— WORK INSTRUCTIONS —
Search the data for the word "Level" and copy every line that contains it.

— ENTRIES PROVIDED —
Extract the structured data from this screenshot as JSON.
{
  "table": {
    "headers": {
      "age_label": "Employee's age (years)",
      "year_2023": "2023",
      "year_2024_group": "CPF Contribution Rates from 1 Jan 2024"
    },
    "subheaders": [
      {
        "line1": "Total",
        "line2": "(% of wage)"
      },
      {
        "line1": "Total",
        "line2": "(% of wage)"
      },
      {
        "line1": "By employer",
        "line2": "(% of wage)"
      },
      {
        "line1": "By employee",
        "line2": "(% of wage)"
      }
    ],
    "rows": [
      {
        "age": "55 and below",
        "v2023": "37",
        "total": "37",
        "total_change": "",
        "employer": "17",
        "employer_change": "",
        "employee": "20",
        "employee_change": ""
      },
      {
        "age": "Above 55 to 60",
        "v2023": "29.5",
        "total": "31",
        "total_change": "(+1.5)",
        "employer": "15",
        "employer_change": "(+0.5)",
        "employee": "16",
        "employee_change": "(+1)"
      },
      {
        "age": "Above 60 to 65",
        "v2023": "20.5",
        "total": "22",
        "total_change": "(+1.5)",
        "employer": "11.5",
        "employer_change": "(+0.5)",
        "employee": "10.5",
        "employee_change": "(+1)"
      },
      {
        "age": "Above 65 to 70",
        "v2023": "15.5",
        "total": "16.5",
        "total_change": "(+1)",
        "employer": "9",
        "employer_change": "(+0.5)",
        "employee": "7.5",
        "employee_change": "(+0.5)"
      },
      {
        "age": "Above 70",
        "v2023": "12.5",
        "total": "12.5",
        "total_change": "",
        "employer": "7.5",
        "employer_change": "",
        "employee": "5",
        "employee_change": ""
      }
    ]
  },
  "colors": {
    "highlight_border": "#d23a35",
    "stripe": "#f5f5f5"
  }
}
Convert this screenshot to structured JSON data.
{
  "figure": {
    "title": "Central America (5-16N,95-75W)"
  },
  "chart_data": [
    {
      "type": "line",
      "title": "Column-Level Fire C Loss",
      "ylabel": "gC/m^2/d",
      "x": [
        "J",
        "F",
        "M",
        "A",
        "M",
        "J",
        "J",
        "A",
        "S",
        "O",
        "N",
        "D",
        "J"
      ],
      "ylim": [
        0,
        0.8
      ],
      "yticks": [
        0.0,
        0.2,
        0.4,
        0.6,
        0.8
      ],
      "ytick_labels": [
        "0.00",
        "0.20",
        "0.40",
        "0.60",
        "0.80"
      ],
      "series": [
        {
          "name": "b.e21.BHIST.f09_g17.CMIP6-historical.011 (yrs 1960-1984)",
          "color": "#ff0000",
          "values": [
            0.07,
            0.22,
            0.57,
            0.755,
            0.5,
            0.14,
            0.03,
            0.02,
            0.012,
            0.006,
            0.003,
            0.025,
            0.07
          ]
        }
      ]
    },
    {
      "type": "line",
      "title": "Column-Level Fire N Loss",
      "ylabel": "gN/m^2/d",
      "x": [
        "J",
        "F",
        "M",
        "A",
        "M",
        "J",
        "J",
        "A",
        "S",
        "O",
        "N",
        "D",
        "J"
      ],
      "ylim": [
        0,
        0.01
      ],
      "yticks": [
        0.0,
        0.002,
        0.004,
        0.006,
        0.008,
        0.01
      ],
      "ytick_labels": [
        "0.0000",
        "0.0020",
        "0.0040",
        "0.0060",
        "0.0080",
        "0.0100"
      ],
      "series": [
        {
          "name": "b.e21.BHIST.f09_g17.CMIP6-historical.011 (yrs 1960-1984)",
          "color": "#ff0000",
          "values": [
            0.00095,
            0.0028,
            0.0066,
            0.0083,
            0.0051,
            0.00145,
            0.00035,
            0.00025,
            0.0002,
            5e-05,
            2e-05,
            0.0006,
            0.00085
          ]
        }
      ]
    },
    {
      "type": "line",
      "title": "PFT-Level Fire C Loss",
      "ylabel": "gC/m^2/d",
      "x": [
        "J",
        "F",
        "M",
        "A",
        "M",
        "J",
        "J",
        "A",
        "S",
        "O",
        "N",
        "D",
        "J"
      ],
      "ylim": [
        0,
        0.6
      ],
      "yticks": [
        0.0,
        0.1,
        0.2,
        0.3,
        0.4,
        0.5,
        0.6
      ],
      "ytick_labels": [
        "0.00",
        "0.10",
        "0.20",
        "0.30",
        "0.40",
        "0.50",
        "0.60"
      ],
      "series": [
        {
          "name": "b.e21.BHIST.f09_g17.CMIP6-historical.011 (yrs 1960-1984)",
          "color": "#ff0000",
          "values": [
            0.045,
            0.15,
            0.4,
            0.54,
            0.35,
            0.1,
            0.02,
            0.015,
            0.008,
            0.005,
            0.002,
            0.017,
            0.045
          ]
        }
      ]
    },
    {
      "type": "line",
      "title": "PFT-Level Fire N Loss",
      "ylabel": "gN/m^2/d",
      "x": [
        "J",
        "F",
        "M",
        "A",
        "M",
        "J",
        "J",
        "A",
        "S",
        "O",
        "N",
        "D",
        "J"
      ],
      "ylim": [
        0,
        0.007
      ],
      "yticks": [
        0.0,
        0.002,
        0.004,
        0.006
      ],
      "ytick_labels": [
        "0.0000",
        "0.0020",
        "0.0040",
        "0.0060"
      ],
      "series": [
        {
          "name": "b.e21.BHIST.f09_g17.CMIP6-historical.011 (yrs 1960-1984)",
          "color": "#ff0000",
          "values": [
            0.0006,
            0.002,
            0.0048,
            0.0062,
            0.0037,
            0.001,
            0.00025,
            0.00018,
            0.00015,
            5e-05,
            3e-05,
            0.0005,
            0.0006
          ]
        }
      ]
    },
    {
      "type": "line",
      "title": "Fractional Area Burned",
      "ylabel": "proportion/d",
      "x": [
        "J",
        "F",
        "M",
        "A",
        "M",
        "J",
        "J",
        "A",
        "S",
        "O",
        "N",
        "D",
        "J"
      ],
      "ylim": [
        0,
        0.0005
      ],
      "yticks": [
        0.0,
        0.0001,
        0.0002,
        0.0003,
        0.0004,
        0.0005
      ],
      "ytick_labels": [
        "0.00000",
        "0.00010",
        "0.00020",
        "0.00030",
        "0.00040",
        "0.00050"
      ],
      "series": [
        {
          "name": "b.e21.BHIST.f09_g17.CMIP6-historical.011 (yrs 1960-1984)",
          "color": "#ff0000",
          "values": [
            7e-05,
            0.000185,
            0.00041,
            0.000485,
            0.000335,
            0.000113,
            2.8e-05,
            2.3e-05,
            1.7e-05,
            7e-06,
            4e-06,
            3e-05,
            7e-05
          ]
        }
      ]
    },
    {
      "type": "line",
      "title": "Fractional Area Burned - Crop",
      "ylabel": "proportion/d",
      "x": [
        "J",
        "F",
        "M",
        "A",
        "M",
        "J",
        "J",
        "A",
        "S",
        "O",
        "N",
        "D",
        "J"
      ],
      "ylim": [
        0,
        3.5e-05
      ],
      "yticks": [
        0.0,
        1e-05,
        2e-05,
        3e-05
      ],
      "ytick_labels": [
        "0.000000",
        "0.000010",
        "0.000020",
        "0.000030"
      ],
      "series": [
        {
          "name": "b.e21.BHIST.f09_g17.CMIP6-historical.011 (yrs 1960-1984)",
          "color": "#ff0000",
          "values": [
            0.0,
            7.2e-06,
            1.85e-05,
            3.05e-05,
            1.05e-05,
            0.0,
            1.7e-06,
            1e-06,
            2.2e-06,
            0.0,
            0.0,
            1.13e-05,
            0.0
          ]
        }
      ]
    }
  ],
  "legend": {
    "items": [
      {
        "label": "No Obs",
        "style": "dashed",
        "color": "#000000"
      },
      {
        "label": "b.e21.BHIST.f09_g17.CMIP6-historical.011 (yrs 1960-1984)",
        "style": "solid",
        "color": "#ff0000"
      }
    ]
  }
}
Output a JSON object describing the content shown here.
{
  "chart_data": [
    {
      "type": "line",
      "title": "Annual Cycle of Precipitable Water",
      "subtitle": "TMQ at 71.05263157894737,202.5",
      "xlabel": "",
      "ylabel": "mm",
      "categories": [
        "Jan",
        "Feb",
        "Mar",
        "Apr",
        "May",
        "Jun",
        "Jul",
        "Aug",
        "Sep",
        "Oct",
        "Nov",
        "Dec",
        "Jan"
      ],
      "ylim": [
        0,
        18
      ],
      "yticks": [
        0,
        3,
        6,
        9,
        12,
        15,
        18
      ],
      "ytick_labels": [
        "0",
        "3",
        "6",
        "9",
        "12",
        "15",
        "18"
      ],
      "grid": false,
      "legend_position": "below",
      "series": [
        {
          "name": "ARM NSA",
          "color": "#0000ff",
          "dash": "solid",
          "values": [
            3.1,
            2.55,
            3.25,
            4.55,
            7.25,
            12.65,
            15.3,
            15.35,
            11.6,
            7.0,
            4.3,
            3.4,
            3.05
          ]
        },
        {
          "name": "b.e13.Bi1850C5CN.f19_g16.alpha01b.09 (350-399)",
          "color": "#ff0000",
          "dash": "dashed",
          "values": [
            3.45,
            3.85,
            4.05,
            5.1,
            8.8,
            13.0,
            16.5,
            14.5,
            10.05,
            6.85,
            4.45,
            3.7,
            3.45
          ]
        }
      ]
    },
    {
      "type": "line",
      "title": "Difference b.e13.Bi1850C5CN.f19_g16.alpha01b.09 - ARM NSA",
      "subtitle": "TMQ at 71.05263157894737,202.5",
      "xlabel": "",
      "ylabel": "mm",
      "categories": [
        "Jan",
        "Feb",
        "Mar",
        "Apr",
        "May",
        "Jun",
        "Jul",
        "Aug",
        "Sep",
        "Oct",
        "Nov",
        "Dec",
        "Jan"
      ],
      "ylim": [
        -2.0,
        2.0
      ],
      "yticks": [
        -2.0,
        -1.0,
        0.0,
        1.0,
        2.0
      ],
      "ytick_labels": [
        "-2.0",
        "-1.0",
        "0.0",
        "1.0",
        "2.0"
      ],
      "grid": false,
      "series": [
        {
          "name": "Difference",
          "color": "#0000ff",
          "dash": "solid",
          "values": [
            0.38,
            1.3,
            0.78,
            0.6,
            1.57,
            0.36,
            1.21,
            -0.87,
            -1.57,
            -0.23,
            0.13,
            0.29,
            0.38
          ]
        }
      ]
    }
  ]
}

— ANSWER TO THE PROBLEM —
      "title": "Column-Level Fire C Loss",
      "title": "Column-Level Fire N Loss",
      "title": "PFT-Level Fire C Loss",
      "title": "PFT-Level Fire N Loss",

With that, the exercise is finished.